* GIVEN EXERCISE:
Reproduce verbatim the lines from the start of the records through the line containing "histogram-bar xyxy=(434,375,438,378)", with both ends included.

* TASK MATERIAL:

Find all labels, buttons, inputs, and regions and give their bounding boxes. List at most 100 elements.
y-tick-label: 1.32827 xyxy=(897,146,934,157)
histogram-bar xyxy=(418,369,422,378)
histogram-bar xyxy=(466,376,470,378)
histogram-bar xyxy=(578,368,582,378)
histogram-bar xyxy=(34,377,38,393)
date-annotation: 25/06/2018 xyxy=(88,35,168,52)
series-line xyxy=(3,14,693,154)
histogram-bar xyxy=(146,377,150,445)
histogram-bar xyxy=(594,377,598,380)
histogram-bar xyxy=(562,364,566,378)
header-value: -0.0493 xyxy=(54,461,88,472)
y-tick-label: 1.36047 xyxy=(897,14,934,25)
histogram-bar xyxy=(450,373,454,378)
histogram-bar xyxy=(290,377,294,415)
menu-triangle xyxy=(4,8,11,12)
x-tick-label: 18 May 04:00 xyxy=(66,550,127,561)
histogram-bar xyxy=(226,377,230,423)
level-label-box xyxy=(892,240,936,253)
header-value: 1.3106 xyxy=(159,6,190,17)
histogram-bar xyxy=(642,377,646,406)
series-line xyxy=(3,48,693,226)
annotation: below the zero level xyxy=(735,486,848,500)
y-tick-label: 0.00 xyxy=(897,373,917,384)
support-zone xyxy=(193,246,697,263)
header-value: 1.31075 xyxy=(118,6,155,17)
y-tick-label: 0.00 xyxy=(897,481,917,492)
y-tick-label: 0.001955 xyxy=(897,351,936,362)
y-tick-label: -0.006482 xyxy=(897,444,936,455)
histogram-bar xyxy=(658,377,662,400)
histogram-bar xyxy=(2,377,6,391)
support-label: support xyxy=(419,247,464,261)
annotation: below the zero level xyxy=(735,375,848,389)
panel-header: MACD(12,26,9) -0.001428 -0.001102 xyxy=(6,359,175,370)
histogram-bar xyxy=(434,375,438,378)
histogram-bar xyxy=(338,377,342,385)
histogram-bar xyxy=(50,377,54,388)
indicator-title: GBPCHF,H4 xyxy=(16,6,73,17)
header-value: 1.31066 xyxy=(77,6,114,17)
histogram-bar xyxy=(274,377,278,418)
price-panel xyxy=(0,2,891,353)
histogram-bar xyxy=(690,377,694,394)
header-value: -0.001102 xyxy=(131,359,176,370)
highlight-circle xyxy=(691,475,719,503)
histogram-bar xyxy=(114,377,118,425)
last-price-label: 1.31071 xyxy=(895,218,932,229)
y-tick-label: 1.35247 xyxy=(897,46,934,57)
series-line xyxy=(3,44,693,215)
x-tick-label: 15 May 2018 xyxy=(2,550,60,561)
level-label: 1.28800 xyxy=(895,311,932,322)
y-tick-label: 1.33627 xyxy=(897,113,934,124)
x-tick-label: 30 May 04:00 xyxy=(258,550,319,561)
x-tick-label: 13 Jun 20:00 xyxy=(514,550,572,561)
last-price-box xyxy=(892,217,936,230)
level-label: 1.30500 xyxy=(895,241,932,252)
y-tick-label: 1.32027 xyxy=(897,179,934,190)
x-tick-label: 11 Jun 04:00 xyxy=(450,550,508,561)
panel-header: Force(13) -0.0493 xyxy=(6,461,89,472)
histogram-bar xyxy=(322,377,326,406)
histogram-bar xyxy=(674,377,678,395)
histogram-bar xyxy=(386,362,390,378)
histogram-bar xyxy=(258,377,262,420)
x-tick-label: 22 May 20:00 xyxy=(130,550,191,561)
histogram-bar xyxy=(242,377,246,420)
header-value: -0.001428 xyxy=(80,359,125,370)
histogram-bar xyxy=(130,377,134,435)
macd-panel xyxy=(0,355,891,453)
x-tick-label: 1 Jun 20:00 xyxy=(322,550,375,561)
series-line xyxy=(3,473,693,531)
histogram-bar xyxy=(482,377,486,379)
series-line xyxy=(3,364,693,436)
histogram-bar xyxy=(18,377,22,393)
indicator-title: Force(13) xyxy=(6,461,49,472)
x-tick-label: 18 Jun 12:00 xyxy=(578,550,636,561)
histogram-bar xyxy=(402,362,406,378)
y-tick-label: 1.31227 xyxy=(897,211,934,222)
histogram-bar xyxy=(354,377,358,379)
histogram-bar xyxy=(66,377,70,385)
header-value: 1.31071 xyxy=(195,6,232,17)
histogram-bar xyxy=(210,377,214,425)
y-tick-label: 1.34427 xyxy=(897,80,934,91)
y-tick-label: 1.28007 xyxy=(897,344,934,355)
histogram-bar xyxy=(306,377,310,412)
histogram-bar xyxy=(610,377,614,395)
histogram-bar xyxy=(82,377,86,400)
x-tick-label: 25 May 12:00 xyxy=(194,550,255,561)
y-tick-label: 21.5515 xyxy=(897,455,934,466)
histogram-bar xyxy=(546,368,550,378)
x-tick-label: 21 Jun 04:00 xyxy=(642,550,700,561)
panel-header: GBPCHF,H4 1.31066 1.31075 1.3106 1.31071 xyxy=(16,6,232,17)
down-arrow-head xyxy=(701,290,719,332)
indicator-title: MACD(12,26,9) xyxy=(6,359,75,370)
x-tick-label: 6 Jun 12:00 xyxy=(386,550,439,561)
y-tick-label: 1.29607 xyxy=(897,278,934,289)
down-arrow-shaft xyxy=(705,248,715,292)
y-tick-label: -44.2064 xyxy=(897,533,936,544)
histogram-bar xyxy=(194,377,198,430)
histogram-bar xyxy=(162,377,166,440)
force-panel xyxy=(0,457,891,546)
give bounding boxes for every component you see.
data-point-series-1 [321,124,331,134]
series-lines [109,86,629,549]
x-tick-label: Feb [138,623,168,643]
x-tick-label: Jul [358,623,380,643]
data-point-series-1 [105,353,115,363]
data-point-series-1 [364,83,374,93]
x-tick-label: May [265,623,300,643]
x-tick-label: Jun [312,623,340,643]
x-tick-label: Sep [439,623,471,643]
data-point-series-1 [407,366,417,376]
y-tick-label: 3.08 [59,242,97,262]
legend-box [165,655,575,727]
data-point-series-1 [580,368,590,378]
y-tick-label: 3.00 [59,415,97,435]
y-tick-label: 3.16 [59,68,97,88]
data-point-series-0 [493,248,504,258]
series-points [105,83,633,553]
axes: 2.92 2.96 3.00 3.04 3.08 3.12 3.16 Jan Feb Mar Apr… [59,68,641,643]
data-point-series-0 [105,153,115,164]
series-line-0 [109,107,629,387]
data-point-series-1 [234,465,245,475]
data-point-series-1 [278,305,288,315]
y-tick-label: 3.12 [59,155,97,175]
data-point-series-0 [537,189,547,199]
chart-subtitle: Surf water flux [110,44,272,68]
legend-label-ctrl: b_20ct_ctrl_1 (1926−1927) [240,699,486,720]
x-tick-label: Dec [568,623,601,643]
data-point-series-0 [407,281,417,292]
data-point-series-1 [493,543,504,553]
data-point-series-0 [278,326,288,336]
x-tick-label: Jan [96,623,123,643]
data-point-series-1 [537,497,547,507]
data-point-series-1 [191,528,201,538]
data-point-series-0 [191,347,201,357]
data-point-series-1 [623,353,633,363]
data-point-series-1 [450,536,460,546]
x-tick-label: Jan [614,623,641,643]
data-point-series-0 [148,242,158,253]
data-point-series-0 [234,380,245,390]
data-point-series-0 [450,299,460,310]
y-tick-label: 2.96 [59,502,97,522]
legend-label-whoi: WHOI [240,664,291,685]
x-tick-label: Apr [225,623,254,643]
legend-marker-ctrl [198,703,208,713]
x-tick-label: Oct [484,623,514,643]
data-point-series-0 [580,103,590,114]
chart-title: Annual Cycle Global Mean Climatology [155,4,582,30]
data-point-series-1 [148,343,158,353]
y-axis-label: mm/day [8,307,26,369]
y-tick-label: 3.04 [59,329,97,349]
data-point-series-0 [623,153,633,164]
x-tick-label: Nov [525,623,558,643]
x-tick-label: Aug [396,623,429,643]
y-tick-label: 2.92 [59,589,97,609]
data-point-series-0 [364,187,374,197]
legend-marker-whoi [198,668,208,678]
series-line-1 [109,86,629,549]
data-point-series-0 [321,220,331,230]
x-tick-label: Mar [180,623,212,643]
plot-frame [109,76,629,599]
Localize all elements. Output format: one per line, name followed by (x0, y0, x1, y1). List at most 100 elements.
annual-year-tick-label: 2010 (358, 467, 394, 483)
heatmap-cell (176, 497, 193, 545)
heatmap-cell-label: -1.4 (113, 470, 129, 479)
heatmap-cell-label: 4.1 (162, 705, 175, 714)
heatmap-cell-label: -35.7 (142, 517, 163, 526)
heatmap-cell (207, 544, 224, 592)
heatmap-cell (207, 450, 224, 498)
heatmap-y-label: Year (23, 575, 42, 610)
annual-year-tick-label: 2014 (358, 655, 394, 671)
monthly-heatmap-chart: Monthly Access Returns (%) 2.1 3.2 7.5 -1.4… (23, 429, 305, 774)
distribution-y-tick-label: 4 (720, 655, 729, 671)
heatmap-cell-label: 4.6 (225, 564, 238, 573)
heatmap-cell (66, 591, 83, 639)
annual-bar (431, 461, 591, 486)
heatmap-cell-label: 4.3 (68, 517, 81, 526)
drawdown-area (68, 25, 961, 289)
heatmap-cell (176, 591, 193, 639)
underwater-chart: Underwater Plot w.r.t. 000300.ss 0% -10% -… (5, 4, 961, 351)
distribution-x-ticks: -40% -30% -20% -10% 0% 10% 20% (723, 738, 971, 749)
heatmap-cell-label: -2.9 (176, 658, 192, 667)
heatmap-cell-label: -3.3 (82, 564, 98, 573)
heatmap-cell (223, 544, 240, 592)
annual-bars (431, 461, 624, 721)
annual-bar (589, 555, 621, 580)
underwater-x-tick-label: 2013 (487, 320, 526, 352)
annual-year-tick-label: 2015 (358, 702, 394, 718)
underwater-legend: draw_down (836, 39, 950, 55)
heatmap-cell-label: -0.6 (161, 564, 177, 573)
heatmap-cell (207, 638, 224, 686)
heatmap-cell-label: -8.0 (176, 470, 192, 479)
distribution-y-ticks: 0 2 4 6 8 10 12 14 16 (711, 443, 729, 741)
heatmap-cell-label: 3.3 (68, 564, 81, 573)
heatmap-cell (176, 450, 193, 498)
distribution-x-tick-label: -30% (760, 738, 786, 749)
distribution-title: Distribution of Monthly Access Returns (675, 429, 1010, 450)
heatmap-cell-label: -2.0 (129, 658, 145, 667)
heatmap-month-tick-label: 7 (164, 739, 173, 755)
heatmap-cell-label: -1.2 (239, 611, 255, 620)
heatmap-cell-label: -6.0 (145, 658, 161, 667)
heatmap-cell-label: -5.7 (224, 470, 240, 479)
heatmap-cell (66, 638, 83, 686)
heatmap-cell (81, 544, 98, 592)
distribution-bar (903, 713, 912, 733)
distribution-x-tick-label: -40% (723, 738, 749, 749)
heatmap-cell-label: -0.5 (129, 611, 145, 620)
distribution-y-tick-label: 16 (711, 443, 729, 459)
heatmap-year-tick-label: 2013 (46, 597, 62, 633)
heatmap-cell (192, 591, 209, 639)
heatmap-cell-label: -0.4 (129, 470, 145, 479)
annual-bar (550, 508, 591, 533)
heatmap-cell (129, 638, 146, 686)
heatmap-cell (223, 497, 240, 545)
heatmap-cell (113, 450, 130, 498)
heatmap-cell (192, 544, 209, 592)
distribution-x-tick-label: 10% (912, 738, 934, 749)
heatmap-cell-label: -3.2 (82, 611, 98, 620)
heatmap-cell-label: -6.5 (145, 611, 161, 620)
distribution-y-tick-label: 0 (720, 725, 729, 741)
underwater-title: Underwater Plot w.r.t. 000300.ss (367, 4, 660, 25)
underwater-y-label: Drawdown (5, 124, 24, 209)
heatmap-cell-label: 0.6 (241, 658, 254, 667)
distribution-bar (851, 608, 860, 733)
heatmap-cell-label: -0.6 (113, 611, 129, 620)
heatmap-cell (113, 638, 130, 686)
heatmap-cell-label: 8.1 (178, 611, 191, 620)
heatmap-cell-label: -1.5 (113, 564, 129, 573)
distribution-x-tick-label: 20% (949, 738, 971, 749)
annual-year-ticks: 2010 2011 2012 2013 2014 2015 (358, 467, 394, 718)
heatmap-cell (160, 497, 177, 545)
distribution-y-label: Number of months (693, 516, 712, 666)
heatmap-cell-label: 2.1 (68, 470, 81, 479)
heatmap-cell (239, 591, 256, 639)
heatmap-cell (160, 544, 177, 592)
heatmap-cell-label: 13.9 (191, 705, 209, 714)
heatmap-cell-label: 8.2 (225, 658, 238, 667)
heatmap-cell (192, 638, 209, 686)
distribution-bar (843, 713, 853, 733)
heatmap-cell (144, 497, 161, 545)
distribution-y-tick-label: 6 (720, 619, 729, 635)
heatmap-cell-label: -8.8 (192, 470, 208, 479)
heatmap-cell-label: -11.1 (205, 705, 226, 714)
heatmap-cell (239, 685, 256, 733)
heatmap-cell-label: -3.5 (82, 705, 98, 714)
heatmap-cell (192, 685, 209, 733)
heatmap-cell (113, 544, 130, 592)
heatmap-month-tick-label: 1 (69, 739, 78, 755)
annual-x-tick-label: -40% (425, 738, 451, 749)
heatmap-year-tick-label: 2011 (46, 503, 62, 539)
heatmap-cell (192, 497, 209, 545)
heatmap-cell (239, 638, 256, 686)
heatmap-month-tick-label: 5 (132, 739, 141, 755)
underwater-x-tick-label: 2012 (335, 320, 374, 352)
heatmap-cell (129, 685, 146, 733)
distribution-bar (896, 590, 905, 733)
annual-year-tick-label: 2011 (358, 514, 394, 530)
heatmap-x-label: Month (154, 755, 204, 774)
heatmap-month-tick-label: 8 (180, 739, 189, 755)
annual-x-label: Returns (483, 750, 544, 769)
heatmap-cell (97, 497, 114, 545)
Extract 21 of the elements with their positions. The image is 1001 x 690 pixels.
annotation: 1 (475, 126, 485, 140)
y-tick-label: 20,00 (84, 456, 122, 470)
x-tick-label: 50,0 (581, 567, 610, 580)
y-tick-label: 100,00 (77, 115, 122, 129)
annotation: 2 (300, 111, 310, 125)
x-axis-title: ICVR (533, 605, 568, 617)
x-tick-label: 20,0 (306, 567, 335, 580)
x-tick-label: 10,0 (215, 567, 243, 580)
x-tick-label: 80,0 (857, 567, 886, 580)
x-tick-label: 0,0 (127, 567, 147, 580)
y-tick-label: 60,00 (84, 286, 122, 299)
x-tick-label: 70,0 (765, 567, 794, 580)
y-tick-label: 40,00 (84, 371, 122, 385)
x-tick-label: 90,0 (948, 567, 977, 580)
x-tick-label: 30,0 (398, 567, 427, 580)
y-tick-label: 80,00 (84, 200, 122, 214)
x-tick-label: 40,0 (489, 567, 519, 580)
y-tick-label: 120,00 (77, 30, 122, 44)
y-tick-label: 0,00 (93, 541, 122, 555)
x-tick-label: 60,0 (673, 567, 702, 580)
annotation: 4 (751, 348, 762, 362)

* CORRECT RESPONSE:
Find all labels, buttons, inputs, and regions and give their bounding boxes. List at most 100 elements.
y-tick-label: 1.32827 xyxy=(897,146,934,157)
histogram-bar xyxy=(418,369,422,378)
histogram-bar xyxy=(466,376,470,378)
histogram-bar xyxy=(578,368,582,378)
histogram-bar xyxy=(34,377,38,393)
date-annotation: 25/06/2018 xyxy=(88,35,168,52)
series-line xyxy=(3,14,693,154)
histogram-bar xyxy=(146,377,150,445)
histogram-bar xyxy=(594,377,598,380)
histogram-bar xyxy=(562,364,566,378)
header-value: -0.0493 xyxy=(54,461,88,472)
y-tick-label: 1.36047 xyxy=(897,14,934,25)
histogram-bar xyxy=(450,373,454,378)
histogram-bar xyxy=(290,377,294,415)
menu-triangle xyxy=(4,8,11,12)
x-tick-label: 18 May 04:00 xyxy=(66,550,127,561)
histogram-bar xyxy=(226,377,230,423)
level-label-box xyxy=(892,240,936,253)
header-value: 1.3106 xyxy=(159,6,190,17)
histogram-bar xyxy=(642,377,646,406)
series-line xyxy=(3,48,693,226)
annotation: below the zero level xyxy=(735,486,848,500)
y-tick-label: 0.00 xyxy=(897,373,917,384)
support-zone xyxy=(193,246,697,263)
header-value: 1.31075 xyxy=(118,6,155,17)
y-tick-label: 0.00 xyxy=(897,481,917,492)
y-tick-label: 0.001955 xyxy=(897,351,936,362)
y-tick-label: -0.006482 xyxy=(897,444,936,455)
histogram-bar xyxy=(658,377,662,400)
histogram-bar xyxy=(2,377,6,391)
support-label: support xyxy=(419,247,464,261)
annotation: below the zero level xyxy=(735,375,848,389)
panel-header: MACD(12,26,9) -0.001428 -0.001102 xyxy=(6,359,175,370)
histogram-bar xyxy=(434,375,438,378)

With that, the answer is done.